● **What you are asked to do**
List, from the lines below, each one with "Φρειδερῖκος" in it.

● **Excerpted records**

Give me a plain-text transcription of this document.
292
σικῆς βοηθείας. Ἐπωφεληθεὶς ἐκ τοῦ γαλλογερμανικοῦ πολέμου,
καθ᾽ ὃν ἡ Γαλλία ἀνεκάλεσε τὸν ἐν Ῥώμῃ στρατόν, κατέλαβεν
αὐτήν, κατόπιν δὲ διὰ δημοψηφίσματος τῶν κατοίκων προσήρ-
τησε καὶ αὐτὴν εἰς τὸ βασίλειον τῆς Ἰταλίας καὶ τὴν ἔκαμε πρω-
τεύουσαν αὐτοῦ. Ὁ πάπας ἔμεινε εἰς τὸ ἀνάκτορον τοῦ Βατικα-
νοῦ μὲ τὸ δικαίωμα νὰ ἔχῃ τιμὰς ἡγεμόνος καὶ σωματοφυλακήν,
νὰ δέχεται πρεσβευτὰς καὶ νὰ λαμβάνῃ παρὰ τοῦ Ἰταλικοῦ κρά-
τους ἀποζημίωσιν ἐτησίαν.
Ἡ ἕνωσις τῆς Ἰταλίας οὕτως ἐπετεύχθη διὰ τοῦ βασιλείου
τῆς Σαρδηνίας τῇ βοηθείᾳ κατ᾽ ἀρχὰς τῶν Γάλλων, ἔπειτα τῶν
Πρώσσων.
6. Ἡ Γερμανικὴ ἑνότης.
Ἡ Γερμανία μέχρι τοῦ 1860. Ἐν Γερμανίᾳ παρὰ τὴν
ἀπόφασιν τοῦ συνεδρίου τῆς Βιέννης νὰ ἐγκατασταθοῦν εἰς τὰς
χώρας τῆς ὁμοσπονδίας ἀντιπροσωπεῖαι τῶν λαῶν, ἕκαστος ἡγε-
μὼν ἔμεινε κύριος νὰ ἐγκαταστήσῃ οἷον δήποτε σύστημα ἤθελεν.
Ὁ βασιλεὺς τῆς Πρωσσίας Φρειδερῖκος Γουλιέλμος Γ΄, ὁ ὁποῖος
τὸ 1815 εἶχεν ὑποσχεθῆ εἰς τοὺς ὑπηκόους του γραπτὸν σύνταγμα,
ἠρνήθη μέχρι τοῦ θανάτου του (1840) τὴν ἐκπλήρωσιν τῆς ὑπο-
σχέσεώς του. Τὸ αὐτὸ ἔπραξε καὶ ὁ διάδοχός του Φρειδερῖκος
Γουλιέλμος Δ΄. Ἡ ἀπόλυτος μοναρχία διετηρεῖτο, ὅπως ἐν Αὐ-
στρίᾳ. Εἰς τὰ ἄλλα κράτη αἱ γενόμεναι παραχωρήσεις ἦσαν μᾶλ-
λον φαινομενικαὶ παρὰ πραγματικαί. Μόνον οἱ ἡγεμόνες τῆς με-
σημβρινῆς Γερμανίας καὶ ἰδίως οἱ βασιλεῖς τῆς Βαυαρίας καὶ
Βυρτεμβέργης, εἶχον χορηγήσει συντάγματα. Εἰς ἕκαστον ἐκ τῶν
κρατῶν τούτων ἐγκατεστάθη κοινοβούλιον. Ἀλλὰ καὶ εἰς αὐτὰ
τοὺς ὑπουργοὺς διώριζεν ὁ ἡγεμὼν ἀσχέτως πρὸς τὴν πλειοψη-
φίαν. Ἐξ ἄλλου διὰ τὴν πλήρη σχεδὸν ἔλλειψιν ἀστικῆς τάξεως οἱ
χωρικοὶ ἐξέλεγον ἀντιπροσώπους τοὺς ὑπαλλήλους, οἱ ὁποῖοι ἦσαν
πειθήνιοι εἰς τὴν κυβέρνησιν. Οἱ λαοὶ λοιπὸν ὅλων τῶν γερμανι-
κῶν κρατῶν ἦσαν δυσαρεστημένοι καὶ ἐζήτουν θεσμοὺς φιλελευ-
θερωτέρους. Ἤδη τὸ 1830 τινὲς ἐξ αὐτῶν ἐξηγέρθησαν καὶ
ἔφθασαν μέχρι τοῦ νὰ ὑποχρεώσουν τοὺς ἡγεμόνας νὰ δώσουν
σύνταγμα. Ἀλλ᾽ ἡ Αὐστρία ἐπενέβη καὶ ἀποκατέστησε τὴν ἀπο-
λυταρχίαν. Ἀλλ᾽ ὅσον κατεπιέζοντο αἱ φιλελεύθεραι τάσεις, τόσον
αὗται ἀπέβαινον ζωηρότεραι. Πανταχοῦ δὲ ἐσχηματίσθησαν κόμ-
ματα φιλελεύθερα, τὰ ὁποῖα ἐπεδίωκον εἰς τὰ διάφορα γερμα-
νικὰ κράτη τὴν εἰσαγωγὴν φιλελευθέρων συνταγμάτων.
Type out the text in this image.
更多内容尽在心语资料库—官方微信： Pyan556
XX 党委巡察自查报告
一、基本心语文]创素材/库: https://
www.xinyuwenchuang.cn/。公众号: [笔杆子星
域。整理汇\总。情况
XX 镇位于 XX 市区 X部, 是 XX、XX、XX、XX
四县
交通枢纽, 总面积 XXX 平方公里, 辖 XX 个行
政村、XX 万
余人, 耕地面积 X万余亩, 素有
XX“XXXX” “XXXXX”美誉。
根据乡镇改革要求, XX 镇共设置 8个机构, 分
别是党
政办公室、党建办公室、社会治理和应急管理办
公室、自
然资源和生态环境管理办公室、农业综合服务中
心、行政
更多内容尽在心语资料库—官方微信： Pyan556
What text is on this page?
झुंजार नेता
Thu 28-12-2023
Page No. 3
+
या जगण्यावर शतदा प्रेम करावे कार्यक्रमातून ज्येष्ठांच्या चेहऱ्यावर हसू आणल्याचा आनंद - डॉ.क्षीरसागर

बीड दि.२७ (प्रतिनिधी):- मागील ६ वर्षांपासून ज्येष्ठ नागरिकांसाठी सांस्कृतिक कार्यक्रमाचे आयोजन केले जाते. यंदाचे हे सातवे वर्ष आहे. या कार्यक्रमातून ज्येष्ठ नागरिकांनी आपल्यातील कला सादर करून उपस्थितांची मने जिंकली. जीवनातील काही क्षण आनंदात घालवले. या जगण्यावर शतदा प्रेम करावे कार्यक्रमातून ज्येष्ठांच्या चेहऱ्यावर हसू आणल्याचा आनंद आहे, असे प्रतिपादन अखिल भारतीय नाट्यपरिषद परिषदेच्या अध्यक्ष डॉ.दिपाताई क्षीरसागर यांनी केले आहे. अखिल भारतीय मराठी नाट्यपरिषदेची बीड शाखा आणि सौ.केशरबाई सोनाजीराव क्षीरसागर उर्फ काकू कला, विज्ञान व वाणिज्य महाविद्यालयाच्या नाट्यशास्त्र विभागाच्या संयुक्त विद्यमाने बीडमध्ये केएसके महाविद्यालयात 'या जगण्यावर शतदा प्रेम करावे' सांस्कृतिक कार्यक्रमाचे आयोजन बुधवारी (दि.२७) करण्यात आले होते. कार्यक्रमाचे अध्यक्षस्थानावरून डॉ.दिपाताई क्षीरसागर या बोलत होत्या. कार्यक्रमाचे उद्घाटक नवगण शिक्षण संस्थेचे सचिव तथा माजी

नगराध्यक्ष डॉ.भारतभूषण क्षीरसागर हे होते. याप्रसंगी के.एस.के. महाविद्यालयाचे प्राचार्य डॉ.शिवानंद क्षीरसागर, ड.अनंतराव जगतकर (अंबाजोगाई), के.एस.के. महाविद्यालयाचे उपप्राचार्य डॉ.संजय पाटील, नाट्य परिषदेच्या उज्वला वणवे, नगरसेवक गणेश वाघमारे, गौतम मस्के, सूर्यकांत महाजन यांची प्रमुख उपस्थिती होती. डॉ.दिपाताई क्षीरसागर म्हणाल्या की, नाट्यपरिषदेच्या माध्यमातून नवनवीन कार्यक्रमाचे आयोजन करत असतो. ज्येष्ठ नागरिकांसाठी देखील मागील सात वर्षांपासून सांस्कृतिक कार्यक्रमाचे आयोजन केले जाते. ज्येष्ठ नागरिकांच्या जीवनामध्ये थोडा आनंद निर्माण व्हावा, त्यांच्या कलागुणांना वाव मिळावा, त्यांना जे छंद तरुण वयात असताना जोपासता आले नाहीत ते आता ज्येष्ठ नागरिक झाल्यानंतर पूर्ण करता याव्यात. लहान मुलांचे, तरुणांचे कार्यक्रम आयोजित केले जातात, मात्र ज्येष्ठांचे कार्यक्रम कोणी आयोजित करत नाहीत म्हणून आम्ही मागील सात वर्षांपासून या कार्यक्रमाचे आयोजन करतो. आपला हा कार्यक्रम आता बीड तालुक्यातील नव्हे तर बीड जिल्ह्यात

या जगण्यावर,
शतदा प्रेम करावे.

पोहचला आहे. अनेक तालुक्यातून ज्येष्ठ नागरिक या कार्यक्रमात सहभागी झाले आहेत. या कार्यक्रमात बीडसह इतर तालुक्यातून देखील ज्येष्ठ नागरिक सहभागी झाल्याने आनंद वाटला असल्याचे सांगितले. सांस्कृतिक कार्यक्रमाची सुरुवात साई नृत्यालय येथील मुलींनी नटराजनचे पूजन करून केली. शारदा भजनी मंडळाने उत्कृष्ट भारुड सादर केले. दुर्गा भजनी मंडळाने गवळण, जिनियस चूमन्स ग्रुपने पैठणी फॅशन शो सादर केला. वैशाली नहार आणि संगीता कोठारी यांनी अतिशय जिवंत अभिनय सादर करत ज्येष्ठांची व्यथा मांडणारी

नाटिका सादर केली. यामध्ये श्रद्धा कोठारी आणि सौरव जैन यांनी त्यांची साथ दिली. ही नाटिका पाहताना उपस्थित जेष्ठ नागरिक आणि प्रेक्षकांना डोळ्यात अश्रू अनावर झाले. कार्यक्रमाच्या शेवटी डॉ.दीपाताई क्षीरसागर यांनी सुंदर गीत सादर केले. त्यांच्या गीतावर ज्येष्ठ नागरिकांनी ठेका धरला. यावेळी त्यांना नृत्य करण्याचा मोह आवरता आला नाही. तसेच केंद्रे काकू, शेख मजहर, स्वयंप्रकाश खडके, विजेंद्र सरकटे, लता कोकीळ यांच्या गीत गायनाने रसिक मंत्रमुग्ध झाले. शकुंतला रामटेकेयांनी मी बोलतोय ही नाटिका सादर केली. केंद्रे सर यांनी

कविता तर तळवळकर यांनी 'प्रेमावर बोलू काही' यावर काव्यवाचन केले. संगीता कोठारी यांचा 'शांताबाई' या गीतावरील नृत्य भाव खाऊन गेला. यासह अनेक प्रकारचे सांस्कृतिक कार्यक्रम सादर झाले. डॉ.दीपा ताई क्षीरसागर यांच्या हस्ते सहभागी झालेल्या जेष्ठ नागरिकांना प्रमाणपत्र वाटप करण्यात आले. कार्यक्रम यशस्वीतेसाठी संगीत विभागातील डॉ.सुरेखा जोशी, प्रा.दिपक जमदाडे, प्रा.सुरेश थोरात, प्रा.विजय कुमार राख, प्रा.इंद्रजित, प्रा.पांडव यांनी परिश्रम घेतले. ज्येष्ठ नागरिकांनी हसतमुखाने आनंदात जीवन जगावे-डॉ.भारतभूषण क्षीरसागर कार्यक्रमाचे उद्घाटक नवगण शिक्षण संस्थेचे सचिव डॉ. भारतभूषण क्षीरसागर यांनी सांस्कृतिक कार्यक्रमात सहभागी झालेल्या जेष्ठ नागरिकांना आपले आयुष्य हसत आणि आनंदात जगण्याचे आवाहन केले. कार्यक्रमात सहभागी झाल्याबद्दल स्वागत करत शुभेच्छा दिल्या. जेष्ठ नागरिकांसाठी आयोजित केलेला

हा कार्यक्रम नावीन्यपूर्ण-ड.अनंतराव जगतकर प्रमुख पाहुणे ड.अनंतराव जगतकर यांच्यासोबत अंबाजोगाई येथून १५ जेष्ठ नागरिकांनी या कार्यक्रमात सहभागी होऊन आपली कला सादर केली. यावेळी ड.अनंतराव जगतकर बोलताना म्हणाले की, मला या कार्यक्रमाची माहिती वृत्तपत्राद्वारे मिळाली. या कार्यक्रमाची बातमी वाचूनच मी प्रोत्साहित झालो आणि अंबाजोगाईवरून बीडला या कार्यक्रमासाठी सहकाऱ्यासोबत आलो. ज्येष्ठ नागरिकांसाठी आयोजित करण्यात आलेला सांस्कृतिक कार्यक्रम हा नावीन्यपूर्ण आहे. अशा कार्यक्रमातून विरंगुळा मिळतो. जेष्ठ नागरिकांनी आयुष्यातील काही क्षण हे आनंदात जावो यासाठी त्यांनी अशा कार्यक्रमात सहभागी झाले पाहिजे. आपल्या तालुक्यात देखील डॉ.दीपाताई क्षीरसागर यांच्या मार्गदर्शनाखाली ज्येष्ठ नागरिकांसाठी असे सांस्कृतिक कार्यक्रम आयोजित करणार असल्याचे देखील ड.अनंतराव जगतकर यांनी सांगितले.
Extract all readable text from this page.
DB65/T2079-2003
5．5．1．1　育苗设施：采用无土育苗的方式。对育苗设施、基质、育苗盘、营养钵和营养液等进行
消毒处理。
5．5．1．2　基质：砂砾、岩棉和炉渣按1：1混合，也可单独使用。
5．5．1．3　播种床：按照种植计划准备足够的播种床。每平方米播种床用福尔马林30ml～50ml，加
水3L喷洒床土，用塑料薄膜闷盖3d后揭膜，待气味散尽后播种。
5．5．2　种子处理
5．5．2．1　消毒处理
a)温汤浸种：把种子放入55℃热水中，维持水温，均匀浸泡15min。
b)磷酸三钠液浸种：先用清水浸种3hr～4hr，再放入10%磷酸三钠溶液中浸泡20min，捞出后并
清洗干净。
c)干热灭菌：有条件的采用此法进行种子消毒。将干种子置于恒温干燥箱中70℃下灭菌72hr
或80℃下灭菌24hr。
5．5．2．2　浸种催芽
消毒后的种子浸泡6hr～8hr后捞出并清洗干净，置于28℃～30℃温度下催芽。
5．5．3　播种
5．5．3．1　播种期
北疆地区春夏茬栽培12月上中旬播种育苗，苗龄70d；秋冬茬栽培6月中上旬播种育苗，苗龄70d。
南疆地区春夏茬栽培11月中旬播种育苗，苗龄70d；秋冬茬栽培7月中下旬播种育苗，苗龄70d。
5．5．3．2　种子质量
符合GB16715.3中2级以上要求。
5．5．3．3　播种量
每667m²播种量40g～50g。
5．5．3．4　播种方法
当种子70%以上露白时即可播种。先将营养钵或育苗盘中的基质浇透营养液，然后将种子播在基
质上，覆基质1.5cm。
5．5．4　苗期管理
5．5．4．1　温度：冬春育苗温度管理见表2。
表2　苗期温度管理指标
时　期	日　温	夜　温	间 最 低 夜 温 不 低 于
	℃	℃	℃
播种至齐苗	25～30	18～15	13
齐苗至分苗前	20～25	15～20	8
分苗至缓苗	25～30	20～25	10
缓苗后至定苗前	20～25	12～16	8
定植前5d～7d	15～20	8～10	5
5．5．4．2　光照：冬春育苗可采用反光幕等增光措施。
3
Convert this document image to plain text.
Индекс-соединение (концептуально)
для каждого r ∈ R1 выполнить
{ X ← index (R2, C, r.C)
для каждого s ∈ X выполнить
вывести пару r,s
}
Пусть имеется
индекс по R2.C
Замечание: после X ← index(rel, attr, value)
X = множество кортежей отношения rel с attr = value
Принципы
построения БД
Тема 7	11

● **Final answer**
Ὁ βασιλεὺς τῆς Πρωσσίας Φρειδερῖκος Γουλιέλμος Γ΄, ὁ ὁποῖος
σχέσεώς του. Τὸ αὐτὸ ἔπραξε καὶ ὁ διάδοχός του Φρειδερῖκος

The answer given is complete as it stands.